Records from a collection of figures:
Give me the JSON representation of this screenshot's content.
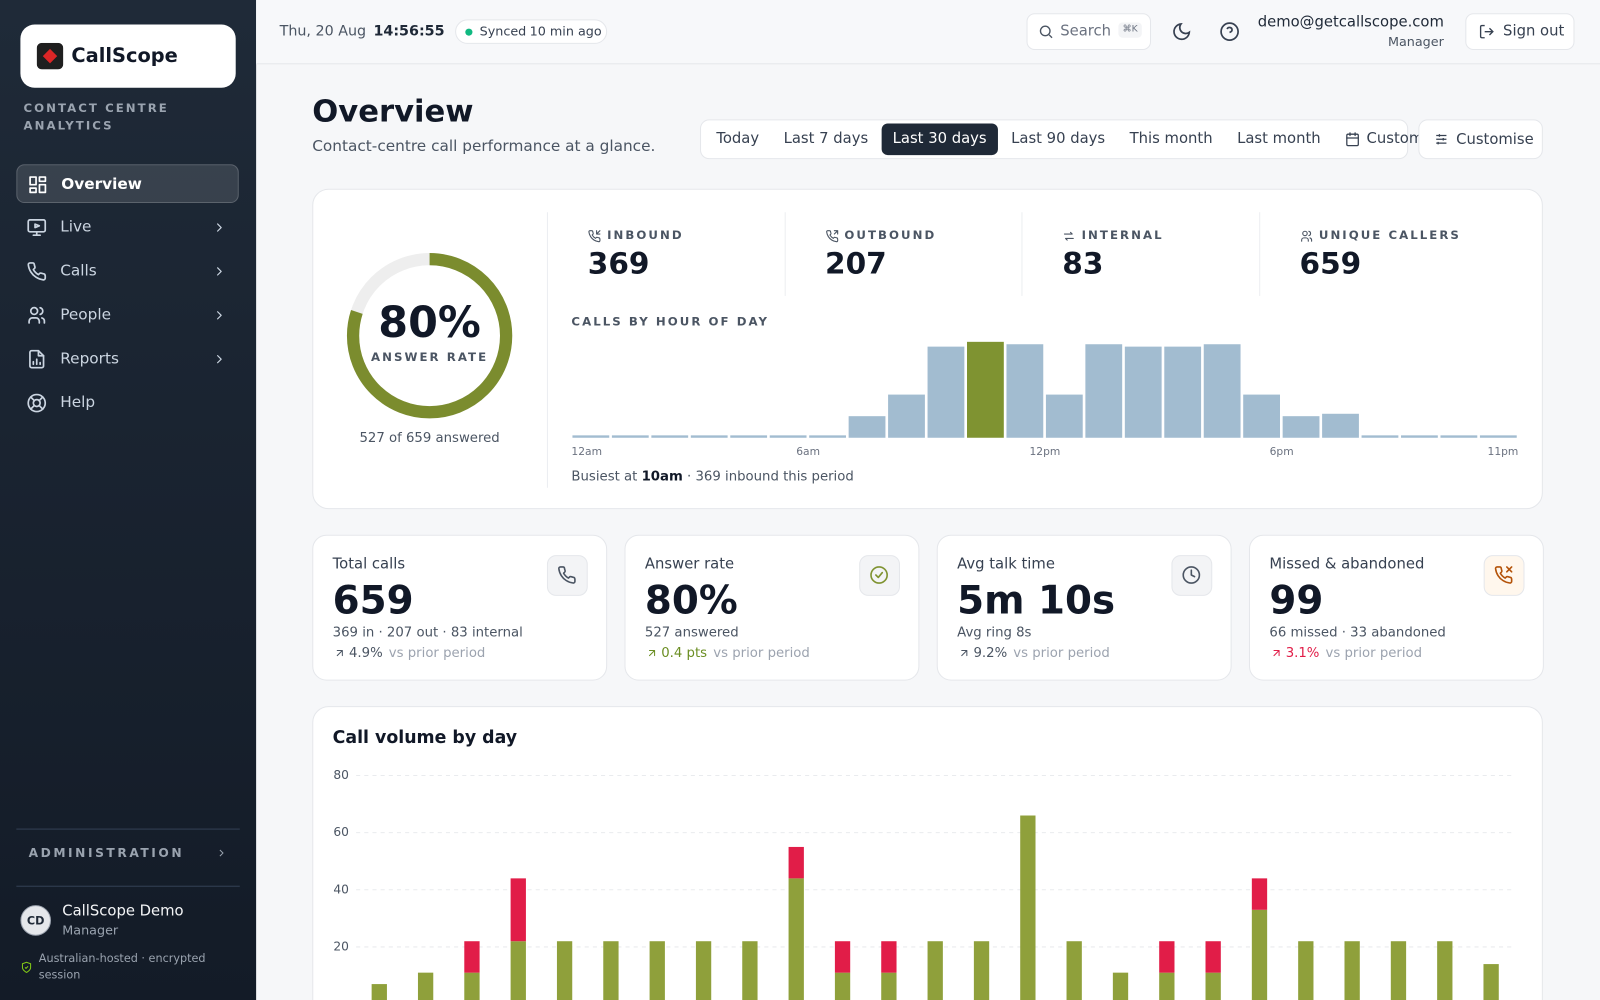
{
  "sidebar": {
    "brand": "CallScope",
    "tagline": "CONTACT CENTRE ANALYTICS",
    "nav": [
      {
        "label": "Overview",
        "active": true
      },
      {
        "label": "Live",
        "chevron": true
      },
      {
        "label": "Calls",
        "chevron": true
      },
      {
        "label": "People",
        "chevron": true
      },
      {
        "label": "Reports",
        "chevron": true
      },
      {
        "label": "Help"
      }
    ],
    "admin": "ADMINISTRATION",
    "user": {
      "initials": "CD",
      "name": "CallScope Demo",
      "role": "Manager"
    },
    "security": "Australian-hosted · encrypted session"
  },
  "topbar": {
    "date": "Thu, 20 Aug",
    "time": "14:56:55",
    "sync_status": "Synced",
    "sync_age": "10 min ago",
    "search": "Search",
    "search_shortcut": "⌘K",
    "email": "demo@getcallscope.com",
    "role": "Manager",
    "sign_out": "Sign out"
  },
  "header": {
    "title": "Overview",
    "subtitle": "Contact-centre call performance at a glance.",
    "ranges": [
      "Today",
      "Last 7 days",
      "Last 30 days",
      "Last 90 days",
      "This month",
      "Last month"
    ],
    "selected_range": 2,
    "custom": "Custom",
    "customise": "Customise"
  },
  "summary": {
    "gauge": {
      "value": 80,
      "label": "80%"
    },
    "gauge_label": "ANSWER RATE",
    "gauge_caption": "527 of 659 answered",
    "stats": [
      {
        "label": "INBOUND",
        "value": 369
      },
      {
        "label": "OUTBOUND",
        "value": 207
      },
      {
        "label": "INTERNAL",
        "value": 83
      },
      {
        "label": "UNIQUE CALLERS",
        "value": 659
      }
    ],
    "busiest_prefix": "Busiest at",
    "busiest_hour": "10am",
    "busiest_suffix": "· 369 inbound this period"
  },
  "kpis": [
    {
      "label": "Total calls",
      "value": "659",
      "detail": "369 in · 207 out · 83 internal",
      "change": "4.9%",
      "comparison": "vs prior period",
      "trend": "neutral"
    },
    {
      "label": "Answer rate",
      "value": "80%",
      "detail": "527 answered",
      "change": "0.4 pts",
      "comparison": "vs prior period",
      "trend": "good"
    },
    {
      "label": "Avg talk time",
      "value": "5m 10s",
      "detail": "Avg ring 8s",
      "change": "9.2%",
      "comparison": "vs prior period",
      "trend": "neutral"
    },
    {
      "label": "Missed & abandoned",
      "value": "99",
      "detail": "66 missed · 33 abandoned",
      "change": "3.1%",
      "comparison": "vs prior period",
      "trend": "bad"
    }
  ],
  "chart_data": [
    {
      "type": "bar",
      "title": "CALLS BY HOUR OF DAY",
      "categories": [
        "12am",
        null,
        null,
        null,
        null,
        null,
        "6am",
        null,
        null,
        null,
        null,
        null,
        "12pm",
        null,
        null,
        null,
        null,
        null,
        "6pm",
        null,
        null,
        null,
        null,
        "11pm"
      ],
      "values": [
        1,
        1,
        1,
        1,
        1,
        1,
        1,
        9,
        18,
        38,
        40,
        39,
        18,
        39,
        38,
        38,
        39,
        18,
        9,
        10,
        1,
        1,
        1,
        1
      ],
      "color": "#a2bcd0",
      "highlight_color": "#7f9331"
    },
    {
      "type": "stacked-bar",
      "title": "Call volume by day",
      "series": [
        {
          "color": "#8fa03b",
          "values": [
            7,
            11,
            11,
            22,
            22,
            22,
            22,
            22,
            22,
            44,
            11,
            11,
            22,
            22,
            66,
            22,
            11,
            11,
            11,
            33,
            22,
            22,
            22,
            22,
            14
          ]
        },
        {
          "color": "#e11d48",
          "values": [
            0,
            0,
            11,
            22,
            0,
            0,
            0,
            0,
            0,
            11,
            11,
            11,
            0,
            0,
            0,
            0,
            0,
            11,
            11,
            11,
            0,
            0,
            0,
            0,
            0
          ]
        }
      ],
      "ylim": [
        0,
        80
      ],
      "yticks": [
        20,
        40,
        60,
        80
      ],
      "grid": true
    }
  ]
}
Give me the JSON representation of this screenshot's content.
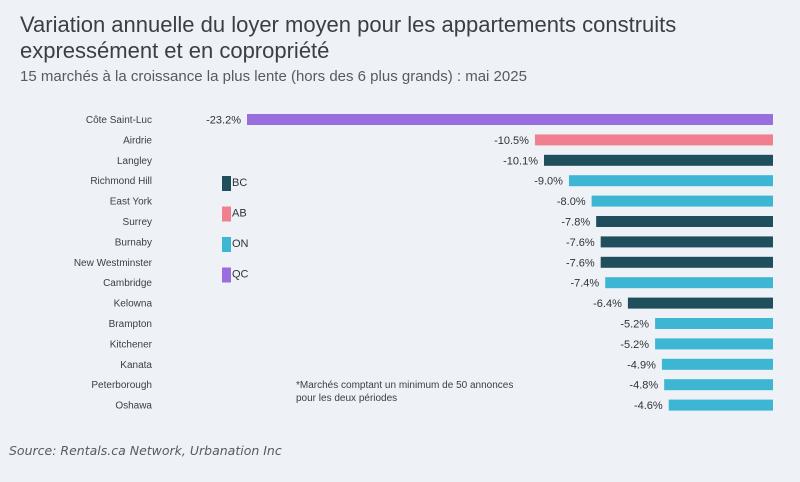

▶ **PROMPT**: Print each line of the material above exactly, with the pictures removed from your copy.

▶ **EXPECTED ANSWER**:
Give me the JSON representation of this screenshot's content.
{
  "sidebar": {
    "brand": "CallScope",
    "tagline": "CONTACT CENTRE ANALYTICS",
    "nav": [
      {
        "label": "Overview",
        "active": true
      },
      {
        "label": "Live",
        "chevron": true
      },
      {
        "label": "Calls",
        "chevron": true
      },
      {
        "label": "People",
        "chevron": true
      },
      {
        "label": "Reports",
        "chevron": true
      },
      {
        "label": "Help"
      }
    ],
    "admin": "ADMINISTRATION",
    "user": {
      "initials": "CD",
      "name": "CallScope Demo",
      "role": "Manager"
    },
    "security": "Australian-hosted · encrypted session"
  },
  "topbar": {
    "date": "Thu, 20 Aug",
    "time": "14:56:55",
    "sync_status": "Synced",
    "sync_age": "10 min ago",
    "search": "Search",
    "search_shortcut": "⌘K",
    "email": "demo@getcallscope.com",
    "role": "Manager",
    "sign_out": "Sign out"
  },
  "header": {
    "title": "Overview",
    "subtitle": "Contact-centre call performance at a glance.",
    "ranges": [
      "Today",
      "Last 7 days",
      "Last 30 days",
      "Last 90 days",
      "This month",
      "Last month"
    ],
    "selected_range": 2,
    "custom": "Custom",
    "customise": "Customise"
  },
  "summary": {
    "gauge": {
      "value": 80,
      "label": "80%"
    },
    "gauge_label": "ANSWER RATE",
    "gauge_caption": "527 of 659 answered",
    "stats": [
      {
        "label": "INBOUND",
        "value": 369
      },
      {
        "label": "OUTBOUND",
        "value": 207
      },
      {
        "label": "INTERNAL",
        "value": 83
      },
      {
        "label": "UNIQUE CALLERS",
        "value": 659
      }
    ],
    "busiest_prefix": "Busiest at",
    "busiest_hour": "10am",
    "busiest_suffix": "· 369 inbound this period"
  },
  "kpis": [
    {
      "label": "Total calls",
      "value": "659",
      "detail": "369 in · 207 out · 83 internal",
      "change": "4.9%",
      "comparison": "vs prior period",
      "trend": "neutral"
    },
    {
      "label": "Answer rate",
      "value": "80%",
      "detail": "527 answered",
      "change": "0.4 pts",
      "comparison": "vs prior period",
      "trend": "good"
    },
    {
      "label": "Avg talk time",
      "value": "5m 10s",
      "detail": "Avg ring 8s",
      "change": "9.2%",
      "comparison": "vs prior period",
      "trend": "neutral"
    },
    {
      "label": "Missed & abandoned",
      "value": "99",
      "detail": "66 missed · 33 abandoned",
      "change": "3.1%",
      "comparison": "vs prior period",
      "trend": "bad"
    }
  ],
  "chart_data": [
    {
      "type": "bar",
      "title": "CALLS BY HOUR OF DAY",
      "categories": [
        "12am",
        null,
        null,
        null,
        null,
        null,
        "6am",
        null,
        null,
        null,
        null,
        null,
        "12pm",
        null,
        null,
        null,
        null,
        null,
        "6pm",
        null,
        null,
        null,
        null,
        "11pm"
      ],
      "values": [
        1,
        1,
        1,
        1,
        1,
        1,
        1,
        9,
        18,
        38,
        40,
        39,
        18,
        39,
        38,
        38,
        39,
        18,
        9,
        10,
        1,
        1,
        1,
        1
      ],
      "color": "#a2bcd0",
      "highlight_color": "#7f9331"
    },
    {
      "type": "stacked-bar",
      "title": "Call volume by day",
      "series": [
        {
          "color": "#8fa03b",
          "values": [
            7,
            11,
            11,
            22,
            22,
            22,
            22,
            22,
            22,
            44,
            11,
            11,
            22,
            22,
            66,
            22,
            11,
            11,
            11,
            33,
            22,
            22,
            22,
            22,
            14
          ]
        },
        {
          "color": "#e11d48",
          "values": [
            0,
            0,
            11,
            22,
            0,
            0,
            0,
            0,
            0,
            11,
            11,
            11,
            0,
            0,
            0,
            0,
            0,
            11,
            11,
            11,
            0,
            0,
            0,
            0,
            0
          ]
        }
      ],
      "ylim": [
        0,
        80
      ],
      "yticks": [
        20,
        40,
        60,
        80
      ],
      "grid": true
    }
  ]
}
Give me the JSON representation of this screenshot's content.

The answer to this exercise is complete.